- [What the exercise asks]
Where a line holds the string "axis", return that line.

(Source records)
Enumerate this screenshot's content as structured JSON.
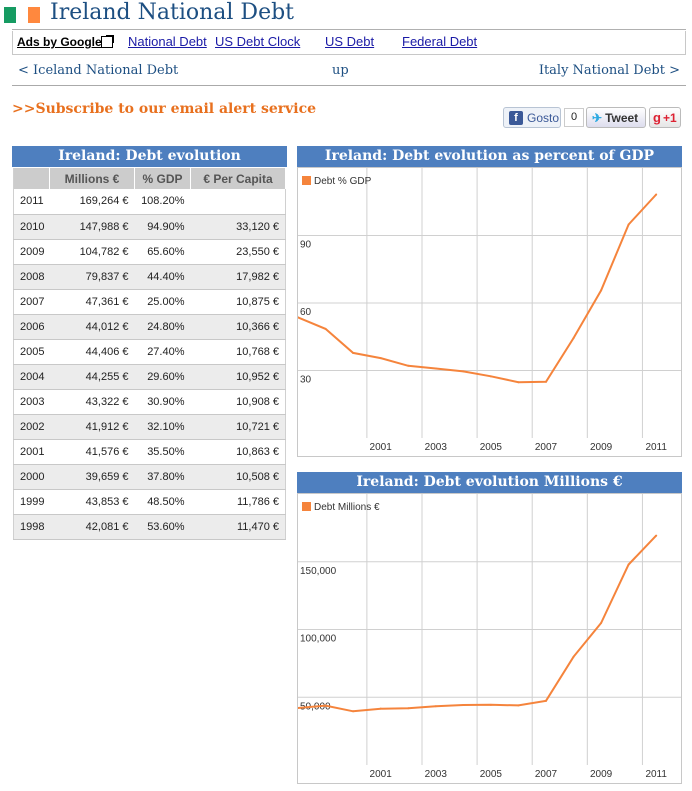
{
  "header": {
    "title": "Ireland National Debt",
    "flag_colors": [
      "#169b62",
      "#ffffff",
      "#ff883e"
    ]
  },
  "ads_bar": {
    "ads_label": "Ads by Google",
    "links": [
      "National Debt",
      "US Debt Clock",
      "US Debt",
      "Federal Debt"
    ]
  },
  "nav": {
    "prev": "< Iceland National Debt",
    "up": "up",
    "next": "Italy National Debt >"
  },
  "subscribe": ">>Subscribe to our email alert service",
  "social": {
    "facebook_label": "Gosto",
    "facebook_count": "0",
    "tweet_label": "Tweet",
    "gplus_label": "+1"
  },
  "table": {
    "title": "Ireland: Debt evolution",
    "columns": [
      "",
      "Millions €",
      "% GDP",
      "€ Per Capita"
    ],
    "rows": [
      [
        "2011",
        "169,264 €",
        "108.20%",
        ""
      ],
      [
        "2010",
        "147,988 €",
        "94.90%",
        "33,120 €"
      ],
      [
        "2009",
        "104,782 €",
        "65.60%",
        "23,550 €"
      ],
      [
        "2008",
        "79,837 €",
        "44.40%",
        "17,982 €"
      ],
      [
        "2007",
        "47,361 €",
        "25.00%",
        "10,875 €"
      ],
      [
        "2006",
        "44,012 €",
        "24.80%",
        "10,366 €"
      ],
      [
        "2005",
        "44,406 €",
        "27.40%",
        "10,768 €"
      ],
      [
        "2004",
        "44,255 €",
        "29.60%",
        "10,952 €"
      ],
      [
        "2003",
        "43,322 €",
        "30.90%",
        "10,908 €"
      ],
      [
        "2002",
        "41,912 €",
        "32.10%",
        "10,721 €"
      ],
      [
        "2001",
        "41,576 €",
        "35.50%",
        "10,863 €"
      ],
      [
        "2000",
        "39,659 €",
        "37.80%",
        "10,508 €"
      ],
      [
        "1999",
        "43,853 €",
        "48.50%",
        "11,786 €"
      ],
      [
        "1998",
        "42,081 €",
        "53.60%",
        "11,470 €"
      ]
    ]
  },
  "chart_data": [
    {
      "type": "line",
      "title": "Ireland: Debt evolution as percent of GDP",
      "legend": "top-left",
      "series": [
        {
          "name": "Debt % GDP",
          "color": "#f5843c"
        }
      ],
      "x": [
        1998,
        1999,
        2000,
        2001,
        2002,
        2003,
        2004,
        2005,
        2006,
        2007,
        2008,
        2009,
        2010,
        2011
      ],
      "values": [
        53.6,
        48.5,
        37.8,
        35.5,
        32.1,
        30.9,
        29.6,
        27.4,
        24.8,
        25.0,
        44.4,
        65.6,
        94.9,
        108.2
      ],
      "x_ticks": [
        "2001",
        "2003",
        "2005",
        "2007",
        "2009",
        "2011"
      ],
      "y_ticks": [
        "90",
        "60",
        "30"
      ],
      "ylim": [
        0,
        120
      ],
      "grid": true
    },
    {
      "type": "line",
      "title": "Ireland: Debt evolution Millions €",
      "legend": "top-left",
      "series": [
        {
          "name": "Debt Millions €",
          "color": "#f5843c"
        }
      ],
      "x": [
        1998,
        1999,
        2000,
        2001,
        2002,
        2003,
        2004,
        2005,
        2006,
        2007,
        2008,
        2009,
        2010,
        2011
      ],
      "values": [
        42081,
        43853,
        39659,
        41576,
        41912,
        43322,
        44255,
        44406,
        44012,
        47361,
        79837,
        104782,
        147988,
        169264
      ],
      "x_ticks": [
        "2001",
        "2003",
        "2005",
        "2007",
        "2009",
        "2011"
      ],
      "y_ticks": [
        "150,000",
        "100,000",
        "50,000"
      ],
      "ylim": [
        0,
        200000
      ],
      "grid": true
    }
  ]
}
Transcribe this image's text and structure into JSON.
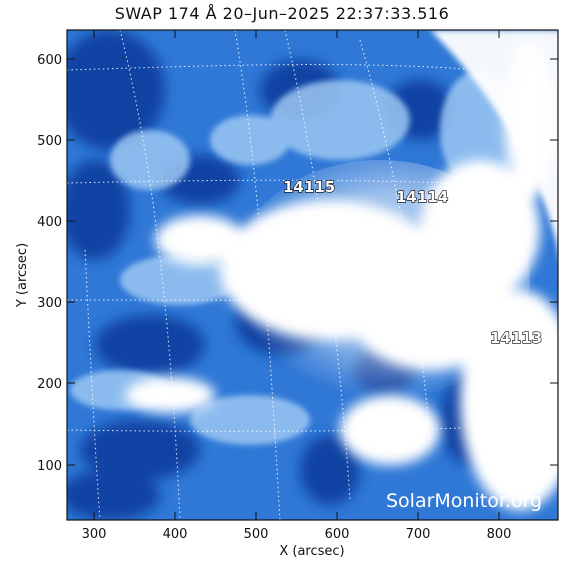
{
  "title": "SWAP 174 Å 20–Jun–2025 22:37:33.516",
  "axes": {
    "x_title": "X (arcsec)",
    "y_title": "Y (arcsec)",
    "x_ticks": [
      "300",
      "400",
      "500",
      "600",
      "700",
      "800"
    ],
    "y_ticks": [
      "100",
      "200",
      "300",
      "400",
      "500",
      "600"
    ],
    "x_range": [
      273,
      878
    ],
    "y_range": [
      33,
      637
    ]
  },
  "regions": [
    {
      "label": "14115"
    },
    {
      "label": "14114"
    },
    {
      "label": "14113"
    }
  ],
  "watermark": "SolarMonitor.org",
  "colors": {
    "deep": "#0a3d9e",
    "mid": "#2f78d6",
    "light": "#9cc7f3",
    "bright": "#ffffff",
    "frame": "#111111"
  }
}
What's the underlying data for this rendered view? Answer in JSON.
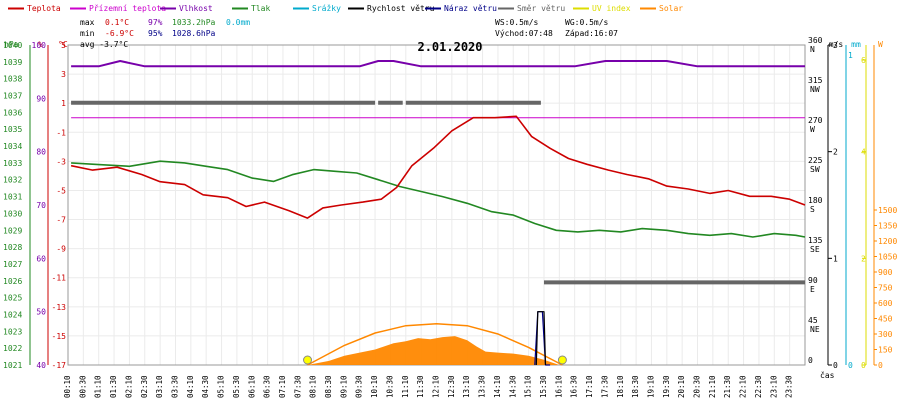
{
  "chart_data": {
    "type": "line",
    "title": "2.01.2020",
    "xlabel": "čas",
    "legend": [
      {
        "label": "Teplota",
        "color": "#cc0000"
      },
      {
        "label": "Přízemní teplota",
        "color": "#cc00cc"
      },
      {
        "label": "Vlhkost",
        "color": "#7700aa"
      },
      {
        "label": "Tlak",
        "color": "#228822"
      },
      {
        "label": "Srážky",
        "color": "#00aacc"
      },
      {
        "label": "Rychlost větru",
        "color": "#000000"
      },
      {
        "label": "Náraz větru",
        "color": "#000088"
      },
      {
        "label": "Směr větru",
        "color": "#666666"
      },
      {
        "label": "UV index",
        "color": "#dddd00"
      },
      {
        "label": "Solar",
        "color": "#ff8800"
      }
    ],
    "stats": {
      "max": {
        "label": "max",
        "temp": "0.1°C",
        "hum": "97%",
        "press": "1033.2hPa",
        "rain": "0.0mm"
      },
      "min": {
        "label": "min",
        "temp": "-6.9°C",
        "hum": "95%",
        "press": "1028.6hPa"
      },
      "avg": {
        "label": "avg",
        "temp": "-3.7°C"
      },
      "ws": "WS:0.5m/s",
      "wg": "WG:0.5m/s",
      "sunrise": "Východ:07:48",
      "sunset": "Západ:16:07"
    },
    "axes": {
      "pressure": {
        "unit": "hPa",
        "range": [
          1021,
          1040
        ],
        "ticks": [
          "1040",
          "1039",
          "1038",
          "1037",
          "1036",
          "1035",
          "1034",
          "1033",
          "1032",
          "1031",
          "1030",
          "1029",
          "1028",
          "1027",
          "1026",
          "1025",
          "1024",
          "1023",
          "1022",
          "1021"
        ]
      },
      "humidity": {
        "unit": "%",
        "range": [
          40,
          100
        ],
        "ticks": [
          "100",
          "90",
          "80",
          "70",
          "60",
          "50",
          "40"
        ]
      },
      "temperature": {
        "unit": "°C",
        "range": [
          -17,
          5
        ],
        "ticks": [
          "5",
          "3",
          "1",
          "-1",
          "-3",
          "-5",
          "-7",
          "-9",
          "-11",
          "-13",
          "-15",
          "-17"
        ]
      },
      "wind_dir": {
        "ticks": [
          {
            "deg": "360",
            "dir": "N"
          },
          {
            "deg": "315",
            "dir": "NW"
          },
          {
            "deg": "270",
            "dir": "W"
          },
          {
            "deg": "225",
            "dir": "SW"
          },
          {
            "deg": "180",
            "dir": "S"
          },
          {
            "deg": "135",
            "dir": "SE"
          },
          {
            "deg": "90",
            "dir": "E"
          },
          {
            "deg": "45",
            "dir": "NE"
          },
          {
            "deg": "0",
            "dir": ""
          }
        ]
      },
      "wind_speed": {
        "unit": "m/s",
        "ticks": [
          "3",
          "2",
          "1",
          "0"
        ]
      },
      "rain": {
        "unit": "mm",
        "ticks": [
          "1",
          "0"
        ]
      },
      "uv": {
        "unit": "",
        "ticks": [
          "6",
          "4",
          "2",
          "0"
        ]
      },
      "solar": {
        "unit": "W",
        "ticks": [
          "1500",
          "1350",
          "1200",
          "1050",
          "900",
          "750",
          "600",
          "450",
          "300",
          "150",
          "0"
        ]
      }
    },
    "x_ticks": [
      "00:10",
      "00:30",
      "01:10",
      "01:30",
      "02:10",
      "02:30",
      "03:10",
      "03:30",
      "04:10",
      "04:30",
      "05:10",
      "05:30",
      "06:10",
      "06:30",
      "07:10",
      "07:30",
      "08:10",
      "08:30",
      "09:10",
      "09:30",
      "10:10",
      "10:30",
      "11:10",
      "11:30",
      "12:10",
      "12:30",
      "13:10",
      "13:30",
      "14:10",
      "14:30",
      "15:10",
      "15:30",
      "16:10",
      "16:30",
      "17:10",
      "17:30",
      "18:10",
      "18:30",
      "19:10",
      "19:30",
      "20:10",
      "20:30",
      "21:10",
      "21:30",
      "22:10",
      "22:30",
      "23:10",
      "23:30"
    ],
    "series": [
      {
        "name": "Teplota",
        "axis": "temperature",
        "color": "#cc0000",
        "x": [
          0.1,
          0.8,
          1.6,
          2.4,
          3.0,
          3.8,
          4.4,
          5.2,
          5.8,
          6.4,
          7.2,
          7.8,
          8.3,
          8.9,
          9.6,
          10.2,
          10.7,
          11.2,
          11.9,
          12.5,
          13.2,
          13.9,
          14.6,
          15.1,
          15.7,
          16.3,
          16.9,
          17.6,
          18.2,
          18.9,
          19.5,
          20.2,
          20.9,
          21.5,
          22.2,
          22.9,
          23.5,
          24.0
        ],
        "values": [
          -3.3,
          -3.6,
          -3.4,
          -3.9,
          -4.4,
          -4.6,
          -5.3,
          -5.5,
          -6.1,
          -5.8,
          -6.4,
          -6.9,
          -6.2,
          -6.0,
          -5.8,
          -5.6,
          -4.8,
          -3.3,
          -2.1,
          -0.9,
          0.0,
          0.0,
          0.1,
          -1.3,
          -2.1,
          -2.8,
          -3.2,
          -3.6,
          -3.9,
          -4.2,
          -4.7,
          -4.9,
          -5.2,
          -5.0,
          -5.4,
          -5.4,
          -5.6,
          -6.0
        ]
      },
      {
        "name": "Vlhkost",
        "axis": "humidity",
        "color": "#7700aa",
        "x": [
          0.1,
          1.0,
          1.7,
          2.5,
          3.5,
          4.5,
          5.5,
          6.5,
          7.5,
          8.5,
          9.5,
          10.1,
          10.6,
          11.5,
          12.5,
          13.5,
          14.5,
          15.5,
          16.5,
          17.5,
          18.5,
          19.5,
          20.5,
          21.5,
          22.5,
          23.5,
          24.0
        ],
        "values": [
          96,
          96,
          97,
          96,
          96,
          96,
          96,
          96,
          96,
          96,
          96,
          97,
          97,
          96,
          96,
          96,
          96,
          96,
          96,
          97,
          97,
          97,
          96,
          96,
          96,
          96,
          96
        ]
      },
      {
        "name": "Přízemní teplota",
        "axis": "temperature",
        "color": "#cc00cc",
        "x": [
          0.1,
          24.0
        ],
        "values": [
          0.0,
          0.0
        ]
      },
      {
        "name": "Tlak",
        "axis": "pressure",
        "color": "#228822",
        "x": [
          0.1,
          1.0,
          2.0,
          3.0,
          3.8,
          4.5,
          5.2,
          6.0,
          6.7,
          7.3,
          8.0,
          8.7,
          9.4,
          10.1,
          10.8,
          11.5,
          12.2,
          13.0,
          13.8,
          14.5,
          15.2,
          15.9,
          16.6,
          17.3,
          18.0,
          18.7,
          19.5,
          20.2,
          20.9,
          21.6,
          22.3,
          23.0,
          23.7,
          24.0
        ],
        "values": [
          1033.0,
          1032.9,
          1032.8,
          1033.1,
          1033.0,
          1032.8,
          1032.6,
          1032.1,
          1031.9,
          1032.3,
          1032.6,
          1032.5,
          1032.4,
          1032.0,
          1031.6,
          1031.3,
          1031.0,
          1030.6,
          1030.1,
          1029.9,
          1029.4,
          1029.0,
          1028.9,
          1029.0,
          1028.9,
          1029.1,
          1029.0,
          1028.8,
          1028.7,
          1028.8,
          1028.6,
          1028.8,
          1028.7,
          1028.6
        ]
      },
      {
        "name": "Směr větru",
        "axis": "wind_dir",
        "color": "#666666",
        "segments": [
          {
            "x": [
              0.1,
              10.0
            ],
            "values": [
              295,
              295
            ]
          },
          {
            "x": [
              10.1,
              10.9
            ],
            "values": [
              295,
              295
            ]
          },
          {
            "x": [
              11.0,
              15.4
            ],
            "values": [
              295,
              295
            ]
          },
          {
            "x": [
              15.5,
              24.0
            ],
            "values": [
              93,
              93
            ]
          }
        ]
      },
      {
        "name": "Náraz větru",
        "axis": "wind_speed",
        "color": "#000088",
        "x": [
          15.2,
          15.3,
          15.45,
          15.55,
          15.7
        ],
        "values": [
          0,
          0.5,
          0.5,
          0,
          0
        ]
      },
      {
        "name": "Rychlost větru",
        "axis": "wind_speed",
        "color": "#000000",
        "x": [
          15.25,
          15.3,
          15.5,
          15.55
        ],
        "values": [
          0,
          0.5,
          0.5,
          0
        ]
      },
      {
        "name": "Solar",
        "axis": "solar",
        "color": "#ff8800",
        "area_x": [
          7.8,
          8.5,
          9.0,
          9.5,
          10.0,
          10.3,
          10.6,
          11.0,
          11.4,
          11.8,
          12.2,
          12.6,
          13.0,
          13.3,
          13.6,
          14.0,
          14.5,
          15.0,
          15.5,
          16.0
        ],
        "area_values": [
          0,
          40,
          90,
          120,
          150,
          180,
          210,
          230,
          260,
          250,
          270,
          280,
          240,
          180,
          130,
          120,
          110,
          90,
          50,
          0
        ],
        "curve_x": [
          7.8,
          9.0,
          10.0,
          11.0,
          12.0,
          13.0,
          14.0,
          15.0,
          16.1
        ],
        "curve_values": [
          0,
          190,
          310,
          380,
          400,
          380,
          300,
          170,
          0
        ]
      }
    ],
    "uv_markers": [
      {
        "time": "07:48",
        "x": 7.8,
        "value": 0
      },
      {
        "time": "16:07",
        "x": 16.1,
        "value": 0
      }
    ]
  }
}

- [Solved exercise]
        "axis": "temperature",
        "axis": "humidity",
        "axis": "temperature",
        "axis": "pressure",
        "axis": "wind_dir",
        "axis": "wind_speed",
        "axis": "wind_speed",
        "axis": "solar",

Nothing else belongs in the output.